Show each line of the data below that has the string "text" in it.

BEGIN Input records

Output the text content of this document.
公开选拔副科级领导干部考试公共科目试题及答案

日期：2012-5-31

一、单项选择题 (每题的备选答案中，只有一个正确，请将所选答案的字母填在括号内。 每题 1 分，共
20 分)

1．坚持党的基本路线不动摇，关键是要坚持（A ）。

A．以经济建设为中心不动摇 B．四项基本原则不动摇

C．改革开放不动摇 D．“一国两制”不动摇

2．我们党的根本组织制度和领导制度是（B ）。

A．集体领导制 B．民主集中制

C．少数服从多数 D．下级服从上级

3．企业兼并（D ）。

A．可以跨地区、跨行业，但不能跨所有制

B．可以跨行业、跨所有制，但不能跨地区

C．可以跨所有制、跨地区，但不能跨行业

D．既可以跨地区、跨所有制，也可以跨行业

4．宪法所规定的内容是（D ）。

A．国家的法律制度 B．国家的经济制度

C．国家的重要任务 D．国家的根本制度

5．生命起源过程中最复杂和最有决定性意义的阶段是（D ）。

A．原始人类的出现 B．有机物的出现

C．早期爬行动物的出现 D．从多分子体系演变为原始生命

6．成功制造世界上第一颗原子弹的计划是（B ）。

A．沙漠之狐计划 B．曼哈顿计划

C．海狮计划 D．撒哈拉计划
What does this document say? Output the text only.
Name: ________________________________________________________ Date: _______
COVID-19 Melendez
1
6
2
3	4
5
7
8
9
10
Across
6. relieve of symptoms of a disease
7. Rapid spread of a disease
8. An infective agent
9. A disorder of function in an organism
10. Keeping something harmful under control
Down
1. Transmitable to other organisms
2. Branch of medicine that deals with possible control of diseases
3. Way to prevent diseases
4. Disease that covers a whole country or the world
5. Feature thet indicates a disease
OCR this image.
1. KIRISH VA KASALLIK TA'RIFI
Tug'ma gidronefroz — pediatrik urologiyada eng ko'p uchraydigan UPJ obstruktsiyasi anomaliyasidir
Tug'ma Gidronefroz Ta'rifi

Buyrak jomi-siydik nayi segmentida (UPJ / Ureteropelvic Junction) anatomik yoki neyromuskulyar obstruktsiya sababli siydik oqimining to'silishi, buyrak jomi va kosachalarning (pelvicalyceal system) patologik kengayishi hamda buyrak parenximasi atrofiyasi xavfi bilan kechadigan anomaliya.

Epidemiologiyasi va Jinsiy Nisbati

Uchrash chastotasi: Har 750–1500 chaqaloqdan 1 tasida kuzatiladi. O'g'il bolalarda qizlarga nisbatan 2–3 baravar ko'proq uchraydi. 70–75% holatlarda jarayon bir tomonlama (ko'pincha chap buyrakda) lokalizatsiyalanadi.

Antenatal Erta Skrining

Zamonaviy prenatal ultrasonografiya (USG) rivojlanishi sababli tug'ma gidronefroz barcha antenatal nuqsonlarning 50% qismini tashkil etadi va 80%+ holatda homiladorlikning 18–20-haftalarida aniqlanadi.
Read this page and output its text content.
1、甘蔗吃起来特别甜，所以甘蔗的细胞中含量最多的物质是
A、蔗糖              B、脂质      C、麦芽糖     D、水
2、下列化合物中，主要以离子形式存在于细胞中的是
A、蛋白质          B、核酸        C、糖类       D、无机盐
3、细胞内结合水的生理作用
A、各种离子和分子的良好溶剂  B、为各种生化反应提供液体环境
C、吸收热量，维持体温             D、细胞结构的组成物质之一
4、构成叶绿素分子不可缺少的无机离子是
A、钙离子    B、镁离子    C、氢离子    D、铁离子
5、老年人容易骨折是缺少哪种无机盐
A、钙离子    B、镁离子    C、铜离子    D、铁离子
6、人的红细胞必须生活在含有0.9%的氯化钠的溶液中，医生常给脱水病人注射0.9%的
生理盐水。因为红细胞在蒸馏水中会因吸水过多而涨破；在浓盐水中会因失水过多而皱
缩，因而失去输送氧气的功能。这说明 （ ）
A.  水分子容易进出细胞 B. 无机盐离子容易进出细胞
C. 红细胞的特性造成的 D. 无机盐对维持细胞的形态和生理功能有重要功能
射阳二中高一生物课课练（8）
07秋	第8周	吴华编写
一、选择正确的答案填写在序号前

END Input records

→ **Response for this exercise**:
Output the text content of this document.
What does this document say? Output the text only.
Read this page and output its text content.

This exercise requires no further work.